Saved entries
----------

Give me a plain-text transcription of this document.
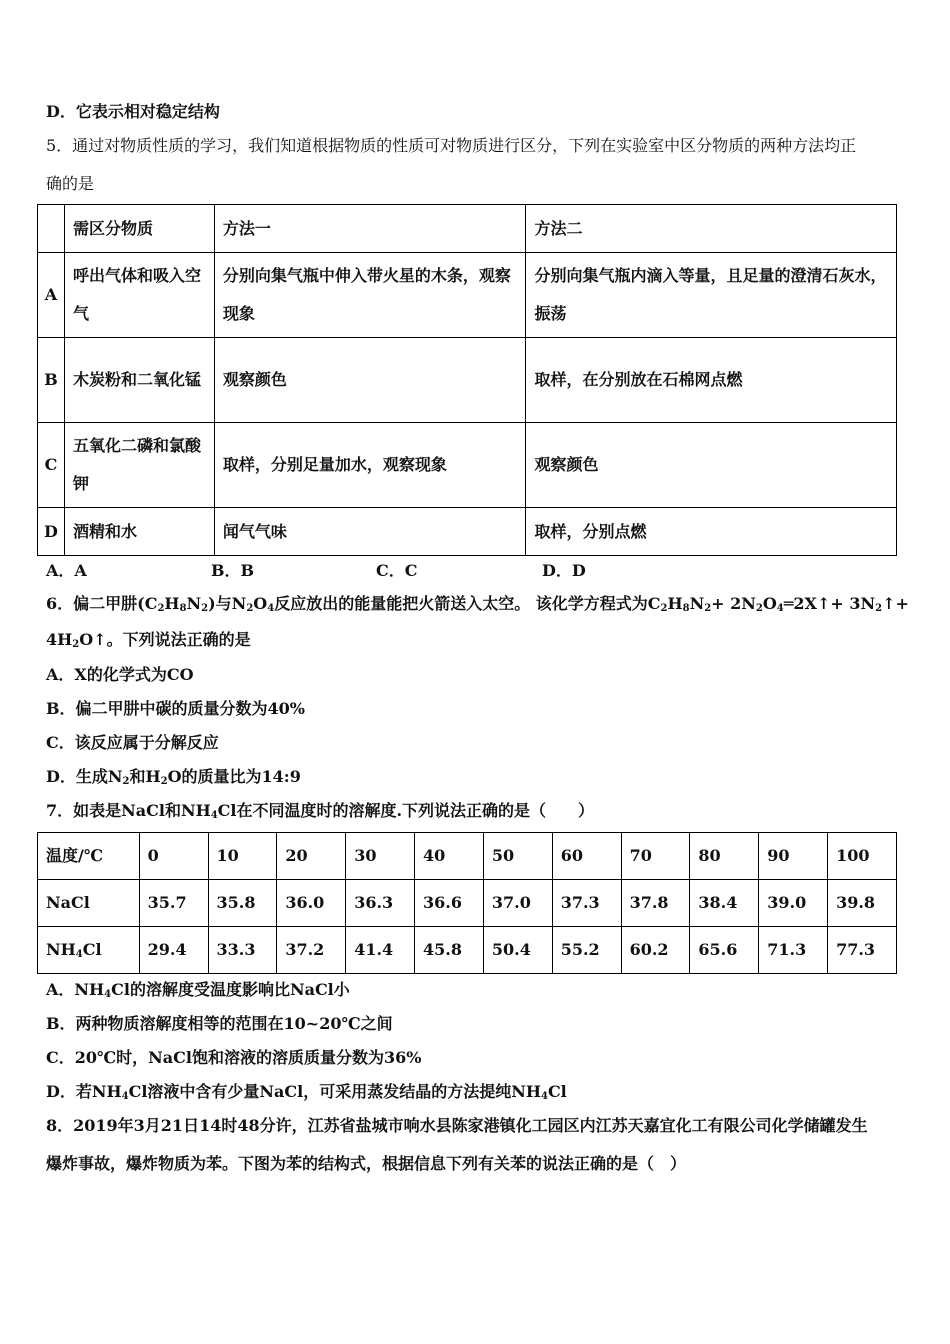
D．它表示相对稳定结构
5．通过对物质性质的学习，我们知道根据物质的性质可对物质进行区分，下列在实验室中区分物质的两种方法均正
确的是
	需区分物质	方法一	方法二
A	呼出气体和吸入空气	分别向集气瓶中伸入带火星的木条，观察现象	分别向集气瓶内滴入等量，且足量的澄清石灰水，振荡
B	木炭粉和二氧化锰	观察颜色	取样，在分别放在石棉网点燃
C	五氧化二磷和氯酸钾	取样，分别足量加水，观察现象	观察颜色
D	酒精和水	闻气气味	取样，分别点燃
A．A	B．B	C．C	D．D
6．偏二甲肼$(C_2H_8N_2)$与$N_2O_4$反应放出的能量能把火箭送入太空。 该化学方程式为$C_2H_8N_2+$ $2N_2O_4═2X↑+$ $3N_2↑+$
$4H_2O↑$。下列说法正确的是
A．X的化学式为CO
B．偏二甲肼中碳的质量分数为40%
C．该反应属于分解反应
D．生成$N_2$和$H_2O$的质量比为14:9
7．如表是NaCl和$NH_4Cl$在不同温度时的溶解度.下列说法正确的是（　　）
温度/℃	0	10	20	30	40	50	60	70	80	90	100
NaCl	35.7	35.8	36.0	36.3	36.6	37.0	37.3	37.8	38.4	39.0	39.8
$NH_4Cl$	29.4	33.3	37.2	41.4	45.8	50.4	55.2	60.2	65.6	71.3	77.3
A．$NH_4Cl$的溶解度受温度影响比NaCl小
B．两种物质溶解度相等的范围在10~20℃之间
C．20℃时，NaCl饱和溶液的溶质质量分数为36%
D．若$NH_4Cl$溶液中含有少量NaCl，可采用蒸发结晶的方法提纯$NH_4Cl$
8．2019年3月21日14时48分许，江苏省盐城市响水县陈家港镇化工园区内江苏天嘉宜化工有限公司化学储罐发生
爆炸事故，爆炸物质为苯。下图为苯的结构式，根据信息下列有关苯的说法正确的是（　）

----------

EXERCISE TASK
Within the material above, find the lines that contain the word "下列说法正确的是"; copy them.

CORRECT ANSWER
$4H_2O↑$。下列说法正确的是
7．如表是NaCl和$NH_4Cl$在不同温度时的溶解度.下列说法正确的是（　　）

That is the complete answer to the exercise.